──────── 本文抜粋 ────────

いつか読みたい晋書訳

資治通鑑_晋紀七 孝恵皇帝_中之下(三〇三-三〇四)

翻訳者:佐藤 大朗(ひろお)
作業手順は、以下の1.~4.の通りです。ここに掲載しているのは、翻訳の準備として、1.維基文庫をとりあえず現代語訳して大意をつかみ、4.『資治通鑑証補』の指摘を拾って赤文字で示す、という作業段階のものです。今後、精度を上げます。

──────── データ ────────

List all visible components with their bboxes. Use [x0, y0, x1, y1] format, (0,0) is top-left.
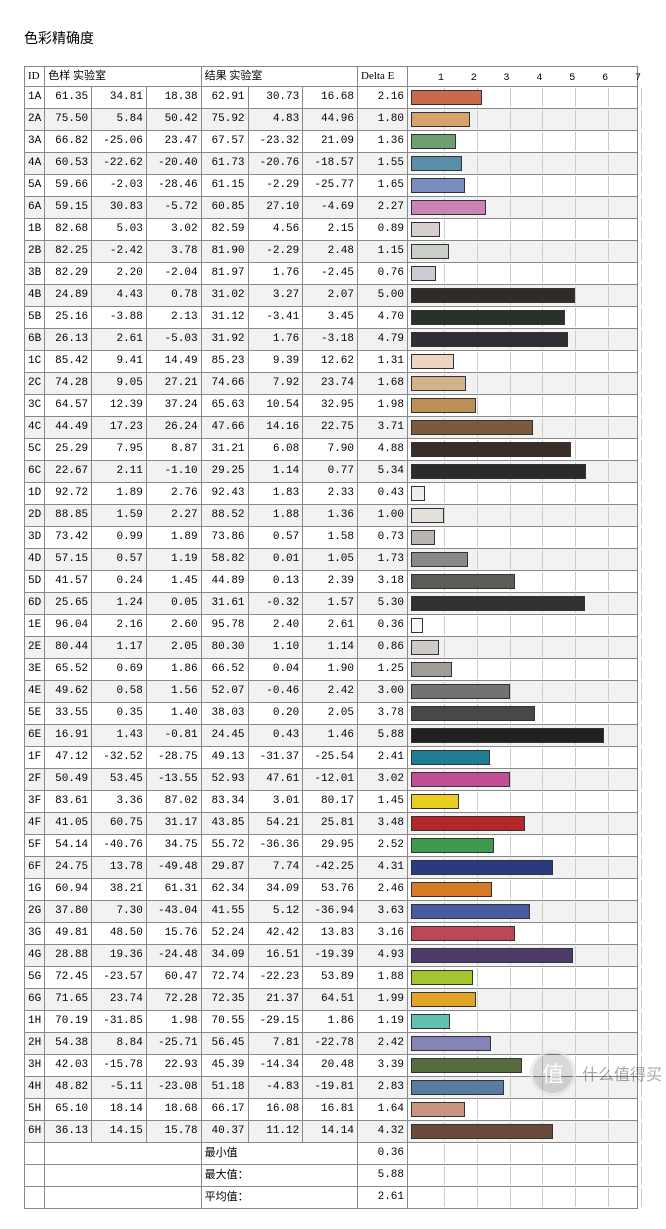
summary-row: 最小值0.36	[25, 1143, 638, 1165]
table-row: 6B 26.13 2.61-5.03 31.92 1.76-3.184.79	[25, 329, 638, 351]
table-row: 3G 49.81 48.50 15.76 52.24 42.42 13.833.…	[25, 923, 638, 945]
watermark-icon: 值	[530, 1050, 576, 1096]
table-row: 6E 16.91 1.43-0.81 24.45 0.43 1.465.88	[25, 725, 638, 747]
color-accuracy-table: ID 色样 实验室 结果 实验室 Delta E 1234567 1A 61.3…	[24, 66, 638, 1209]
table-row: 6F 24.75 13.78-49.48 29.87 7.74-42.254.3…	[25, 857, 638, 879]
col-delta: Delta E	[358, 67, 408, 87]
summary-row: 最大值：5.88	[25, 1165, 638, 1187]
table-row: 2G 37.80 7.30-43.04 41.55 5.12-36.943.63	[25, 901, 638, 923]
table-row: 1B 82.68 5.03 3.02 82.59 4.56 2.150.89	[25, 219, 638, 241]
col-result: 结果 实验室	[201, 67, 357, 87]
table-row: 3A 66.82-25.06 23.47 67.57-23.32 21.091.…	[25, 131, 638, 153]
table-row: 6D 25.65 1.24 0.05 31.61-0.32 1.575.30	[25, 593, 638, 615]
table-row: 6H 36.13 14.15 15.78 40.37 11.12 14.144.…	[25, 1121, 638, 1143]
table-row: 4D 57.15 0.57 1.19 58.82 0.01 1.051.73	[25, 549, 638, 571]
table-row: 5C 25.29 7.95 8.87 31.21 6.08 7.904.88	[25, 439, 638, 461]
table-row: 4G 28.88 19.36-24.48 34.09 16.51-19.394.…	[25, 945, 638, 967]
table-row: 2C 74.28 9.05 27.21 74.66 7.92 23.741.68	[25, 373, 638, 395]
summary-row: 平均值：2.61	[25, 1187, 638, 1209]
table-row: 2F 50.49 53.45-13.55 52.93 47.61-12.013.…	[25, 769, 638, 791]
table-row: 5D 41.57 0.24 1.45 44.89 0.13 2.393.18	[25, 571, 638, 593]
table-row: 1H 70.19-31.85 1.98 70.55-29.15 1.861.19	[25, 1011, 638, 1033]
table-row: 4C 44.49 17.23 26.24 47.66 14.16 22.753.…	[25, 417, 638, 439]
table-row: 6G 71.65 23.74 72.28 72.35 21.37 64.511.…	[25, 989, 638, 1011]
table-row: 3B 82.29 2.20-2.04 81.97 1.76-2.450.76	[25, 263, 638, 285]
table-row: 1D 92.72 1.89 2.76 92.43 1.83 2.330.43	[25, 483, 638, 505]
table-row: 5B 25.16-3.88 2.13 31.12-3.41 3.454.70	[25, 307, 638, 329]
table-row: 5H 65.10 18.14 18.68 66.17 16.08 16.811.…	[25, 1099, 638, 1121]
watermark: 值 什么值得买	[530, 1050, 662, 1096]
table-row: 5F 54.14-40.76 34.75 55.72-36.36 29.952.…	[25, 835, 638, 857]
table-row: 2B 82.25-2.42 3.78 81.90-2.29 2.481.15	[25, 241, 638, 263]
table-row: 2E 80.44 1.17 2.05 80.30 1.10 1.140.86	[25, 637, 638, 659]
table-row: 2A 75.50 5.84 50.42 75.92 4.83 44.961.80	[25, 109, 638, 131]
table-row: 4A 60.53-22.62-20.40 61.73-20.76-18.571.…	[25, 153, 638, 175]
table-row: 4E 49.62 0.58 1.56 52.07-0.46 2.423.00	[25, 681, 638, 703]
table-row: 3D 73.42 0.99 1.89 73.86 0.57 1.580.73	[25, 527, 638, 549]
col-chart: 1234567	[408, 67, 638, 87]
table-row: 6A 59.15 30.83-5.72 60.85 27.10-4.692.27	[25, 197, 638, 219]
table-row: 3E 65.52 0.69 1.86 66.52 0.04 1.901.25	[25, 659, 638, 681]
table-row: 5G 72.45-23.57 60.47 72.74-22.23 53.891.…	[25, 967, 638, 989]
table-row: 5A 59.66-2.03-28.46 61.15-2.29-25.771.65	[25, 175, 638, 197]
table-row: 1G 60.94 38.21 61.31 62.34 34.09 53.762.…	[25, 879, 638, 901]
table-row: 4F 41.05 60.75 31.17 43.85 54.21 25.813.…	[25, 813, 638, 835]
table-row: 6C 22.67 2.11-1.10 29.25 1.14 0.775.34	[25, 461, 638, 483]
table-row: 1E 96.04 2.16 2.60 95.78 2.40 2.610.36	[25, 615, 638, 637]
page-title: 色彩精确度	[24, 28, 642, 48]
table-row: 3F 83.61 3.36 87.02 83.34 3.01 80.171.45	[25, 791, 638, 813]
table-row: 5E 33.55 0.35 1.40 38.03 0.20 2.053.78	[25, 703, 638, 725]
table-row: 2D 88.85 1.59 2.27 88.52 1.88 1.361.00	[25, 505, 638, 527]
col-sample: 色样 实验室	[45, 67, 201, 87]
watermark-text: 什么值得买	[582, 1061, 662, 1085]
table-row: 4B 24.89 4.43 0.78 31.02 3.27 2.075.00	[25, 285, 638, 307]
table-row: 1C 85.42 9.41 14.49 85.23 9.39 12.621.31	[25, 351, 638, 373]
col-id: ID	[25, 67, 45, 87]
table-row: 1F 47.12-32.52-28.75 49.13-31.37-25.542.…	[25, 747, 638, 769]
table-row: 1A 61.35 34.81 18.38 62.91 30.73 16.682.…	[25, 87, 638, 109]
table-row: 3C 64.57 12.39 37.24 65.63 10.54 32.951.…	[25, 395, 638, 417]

────────
──────── データ ────────

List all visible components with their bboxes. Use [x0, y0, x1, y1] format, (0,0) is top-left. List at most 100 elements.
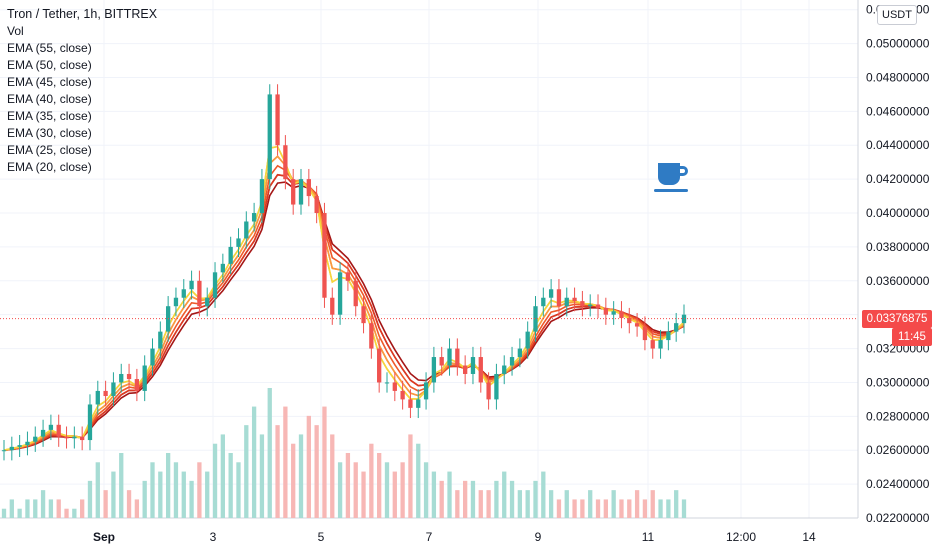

────────

> _課題 1_: 資治通鑑の翻訳に関する本文によると、『資治通鑑証補』の指摘はどのように示されていますか。
> _課題 2_: 資治通鑑の翻訳に関する本文の続きを、最後の文の後から書いてください。

> _解答 1_: 赤文字で示されています。

> _解答 2_:
1.維基文庫で、『資治通鑑』のテキストを取得。/2.中華書局の『資治通鑑』を底本とし、テキストを修正。/3.胡三省注、『資治通鑑考異』で内容理解を深める。/4.現代語訳をする際は、『資治通鑑』(続国訳漢文大成)、『和刻本資治通鑑』を参考とする。頼惟勤・石川忠久編『資治通鑑選』(中国古典文学大系14、平凡社)に収録されている部分はこれを参照する。/5.石川安貞『資治通鑑証補』(蓬左文庫)が正史等の出典を概ね示しているため、そのまま引用。同書が空格(空欄)としているものは、追加検証しない。6.初出の語彙には、読みがな(ルビ)を付す。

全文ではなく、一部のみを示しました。